_GOAL_.
Scan the listing below and copy every line holding "xlabel".

──────────

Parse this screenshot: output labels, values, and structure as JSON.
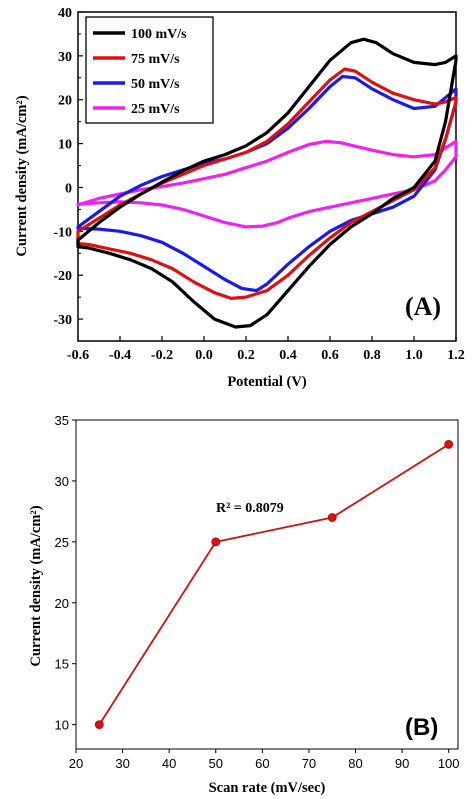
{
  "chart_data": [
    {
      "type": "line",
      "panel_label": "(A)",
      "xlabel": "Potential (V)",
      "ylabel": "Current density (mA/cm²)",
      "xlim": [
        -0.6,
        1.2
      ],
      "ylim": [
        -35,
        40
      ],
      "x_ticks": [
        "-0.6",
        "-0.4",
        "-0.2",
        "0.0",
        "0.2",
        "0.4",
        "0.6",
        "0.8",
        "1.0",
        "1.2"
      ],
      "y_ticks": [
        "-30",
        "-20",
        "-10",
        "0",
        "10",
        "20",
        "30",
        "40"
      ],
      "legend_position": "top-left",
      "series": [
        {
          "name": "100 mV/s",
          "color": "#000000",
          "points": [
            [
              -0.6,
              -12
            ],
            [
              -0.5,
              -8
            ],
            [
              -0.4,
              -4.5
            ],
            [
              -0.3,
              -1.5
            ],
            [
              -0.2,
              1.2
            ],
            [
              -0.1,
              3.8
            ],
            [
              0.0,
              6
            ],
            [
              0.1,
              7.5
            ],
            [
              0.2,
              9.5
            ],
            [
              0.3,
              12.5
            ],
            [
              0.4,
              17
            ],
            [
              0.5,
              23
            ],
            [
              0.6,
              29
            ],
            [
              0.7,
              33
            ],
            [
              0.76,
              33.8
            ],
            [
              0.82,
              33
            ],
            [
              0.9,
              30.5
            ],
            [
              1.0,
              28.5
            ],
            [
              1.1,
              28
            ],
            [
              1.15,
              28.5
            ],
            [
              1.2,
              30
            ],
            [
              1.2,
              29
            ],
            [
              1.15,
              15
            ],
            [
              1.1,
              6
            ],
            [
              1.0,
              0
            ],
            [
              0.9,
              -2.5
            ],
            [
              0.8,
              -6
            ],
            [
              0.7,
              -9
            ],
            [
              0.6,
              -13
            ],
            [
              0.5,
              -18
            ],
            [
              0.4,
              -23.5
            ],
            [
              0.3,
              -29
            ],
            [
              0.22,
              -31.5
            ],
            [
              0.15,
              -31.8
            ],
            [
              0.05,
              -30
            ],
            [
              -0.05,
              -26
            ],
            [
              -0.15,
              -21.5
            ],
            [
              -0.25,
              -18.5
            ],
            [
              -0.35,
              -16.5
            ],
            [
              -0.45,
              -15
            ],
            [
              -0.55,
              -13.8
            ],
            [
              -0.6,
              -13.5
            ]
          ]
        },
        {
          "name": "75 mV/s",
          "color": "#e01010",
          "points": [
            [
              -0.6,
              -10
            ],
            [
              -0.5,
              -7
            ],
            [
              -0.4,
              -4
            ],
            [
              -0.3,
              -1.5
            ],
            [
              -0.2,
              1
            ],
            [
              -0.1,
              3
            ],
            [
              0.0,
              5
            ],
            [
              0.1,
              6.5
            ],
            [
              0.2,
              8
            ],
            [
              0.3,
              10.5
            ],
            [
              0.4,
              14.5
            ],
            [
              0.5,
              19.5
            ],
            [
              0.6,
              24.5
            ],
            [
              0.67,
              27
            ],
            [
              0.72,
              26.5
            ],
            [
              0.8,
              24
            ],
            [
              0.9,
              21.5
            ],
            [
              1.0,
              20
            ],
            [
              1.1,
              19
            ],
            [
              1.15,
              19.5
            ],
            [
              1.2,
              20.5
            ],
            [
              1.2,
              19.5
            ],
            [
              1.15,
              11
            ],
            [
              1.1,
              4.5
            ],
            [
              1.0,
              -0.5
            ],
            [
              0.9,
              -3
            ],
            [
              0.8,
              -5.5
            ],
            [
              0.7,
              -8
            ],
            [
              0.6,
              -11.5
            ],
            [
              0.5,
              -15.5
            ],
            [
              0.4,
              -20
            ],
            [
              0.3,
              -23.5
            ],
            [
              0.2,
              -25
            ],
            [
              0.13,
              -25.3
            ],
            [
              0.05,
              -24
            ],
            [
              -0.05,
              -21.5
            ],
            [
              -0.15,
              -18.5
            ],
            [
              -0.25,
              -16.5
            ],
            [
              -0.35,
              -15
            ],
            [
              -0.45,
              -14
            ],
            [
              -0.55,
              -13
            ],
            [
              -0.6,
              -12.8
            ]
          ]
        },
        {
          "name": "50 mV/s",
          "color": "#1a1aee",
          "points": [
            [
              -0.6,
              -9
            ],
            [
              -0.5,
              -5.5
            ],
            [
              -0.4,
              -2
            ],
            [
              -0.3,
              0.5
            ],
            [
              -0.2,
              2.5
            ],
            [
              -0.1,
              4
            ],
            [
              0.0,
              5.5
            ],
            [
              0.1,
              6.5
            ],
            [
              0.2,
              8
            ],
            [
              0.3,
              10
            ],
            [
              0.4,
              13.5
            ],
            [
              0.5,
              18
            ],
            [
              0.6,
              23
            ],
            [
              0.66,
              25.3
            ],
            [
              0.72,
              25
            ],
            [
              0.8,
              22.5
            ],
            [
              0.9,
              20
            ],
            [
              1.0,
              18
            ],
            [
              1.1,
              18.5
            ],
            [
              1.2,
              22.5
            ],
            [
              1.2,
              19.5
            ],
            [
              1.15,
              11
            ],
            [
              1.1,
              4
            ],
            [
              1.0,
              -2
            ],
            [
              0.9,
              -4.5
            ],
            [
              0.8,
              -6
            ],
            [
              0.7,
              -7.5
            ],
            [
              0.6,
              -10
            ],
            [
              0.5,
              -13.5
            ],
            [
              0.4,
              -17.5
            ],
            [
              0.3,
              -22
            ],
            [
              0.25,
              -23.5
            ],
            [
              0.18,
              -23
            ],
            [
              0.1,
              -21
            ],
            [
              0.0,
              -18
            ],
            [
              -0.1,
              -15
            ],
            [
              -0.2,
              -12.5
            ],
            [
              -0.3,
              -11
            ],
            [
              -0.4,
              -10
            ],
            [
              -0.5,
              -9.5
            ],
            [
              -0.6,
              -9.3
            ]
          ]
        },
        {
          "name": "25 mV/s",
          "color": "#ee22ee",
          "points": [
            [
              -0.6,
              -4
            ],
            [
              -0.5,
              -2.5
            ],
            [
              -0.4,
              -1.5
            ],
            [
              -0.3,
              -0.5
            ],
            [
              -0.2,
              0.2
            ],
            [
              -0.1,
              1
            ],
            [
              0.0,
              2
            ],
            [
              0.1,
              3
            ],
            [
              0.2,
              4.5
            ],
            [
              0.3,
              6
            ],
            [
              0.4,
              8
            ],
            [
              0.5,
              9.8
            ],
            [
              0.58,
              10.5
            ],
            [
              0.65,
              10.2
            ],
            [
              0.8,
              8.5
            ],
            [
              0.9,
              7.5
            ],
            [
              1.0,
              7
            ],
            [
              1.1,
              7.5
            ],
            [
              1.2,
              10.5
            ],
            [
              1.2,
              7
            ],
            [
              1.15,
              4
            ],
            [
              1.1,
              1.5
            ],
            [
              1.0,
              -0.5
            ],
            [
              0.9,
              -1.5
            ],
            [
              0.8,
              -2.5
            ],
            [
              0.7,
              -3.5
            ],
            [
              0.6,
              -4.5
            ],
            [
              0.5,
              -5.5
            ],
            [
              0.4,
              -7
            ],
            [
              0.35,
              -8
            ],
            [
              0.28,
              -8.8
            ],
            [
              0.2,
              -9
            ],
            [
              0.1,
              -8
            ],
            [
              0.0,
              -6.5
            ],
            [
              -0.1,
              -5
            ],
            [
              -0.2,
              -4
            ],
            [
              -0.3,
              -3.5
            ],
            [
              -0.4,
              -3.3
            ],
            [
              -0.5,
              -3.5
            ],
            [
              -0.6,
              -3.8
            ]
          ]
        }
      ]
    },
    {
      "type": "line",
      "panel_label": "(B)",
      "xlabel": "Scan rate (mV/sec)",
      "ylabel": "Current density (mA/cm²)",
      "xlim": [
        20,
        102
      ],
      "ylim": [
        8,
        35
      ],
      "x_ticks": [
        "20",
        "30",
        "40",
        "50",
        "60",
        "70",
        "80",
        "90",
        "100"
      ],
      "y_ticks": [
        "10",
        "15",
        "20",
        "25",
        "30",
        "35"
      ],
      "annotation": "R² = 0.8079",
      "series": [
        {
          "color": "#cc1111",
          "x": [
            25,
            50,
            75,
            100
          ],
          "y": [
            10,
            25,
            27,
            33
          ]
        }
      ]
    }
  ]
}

──────────

_COMPLETED TASK_.
      "xlabel": "Potential (V)",
      "xlabel": "Scan rate (mV/sec)",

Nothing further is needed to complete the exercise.